Given instruction | Copy each line that has the string "this" somewhere in it.

═════ Task data ═════

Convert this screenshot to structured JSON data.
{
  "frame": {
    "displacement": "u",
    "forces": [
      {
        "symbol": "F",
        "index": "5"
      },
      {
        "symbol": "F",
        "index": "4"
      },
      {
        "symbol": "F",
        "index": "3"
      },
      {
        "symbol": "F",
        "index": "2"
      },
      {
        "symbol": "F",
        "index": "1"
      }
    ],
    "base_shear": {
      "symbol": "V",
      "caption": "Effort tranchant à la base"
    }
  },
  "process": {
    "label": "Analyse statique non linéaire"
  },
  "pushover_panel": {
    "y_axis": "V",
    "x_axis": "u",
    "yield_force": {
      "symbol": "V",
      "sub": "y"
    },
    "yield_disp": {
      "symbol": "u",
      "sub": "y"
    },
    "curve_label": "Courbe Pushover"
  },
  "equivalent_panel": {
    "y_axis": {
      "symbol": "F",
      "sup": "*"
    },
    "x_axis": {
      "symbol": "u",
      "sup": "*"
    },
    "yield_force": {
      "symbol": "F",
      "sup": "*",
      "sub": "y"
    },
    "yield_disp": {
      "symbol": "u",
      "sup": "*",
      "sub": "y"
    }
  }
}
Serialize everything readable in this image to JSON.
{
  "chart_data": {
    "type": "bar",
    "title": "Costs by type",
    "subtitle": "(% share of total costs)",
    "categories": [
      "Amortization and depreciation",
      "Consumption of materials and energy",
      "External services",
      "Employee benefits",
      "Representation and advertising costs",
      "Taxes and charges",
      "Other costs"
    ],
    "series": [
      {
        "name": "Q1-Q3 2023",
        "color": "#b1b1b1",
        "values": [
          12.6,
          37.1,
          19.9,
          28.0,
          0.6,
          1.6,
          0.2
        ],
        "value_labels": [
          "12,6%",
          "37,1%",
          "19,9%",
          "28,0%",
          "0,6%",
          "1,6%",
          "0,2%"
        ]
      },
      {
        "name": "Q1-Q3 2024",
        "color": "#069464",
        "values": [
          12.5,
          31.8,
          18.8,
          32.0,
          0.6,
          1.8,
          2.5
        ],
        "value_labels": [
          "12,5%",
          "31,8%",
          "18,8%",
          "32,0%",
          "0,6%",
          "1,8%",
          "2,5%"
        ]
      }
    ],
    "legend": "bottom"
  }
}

═════

The output |
Convert this screenshot to structured JSON data.
Serialize everything readable in this image to JSON.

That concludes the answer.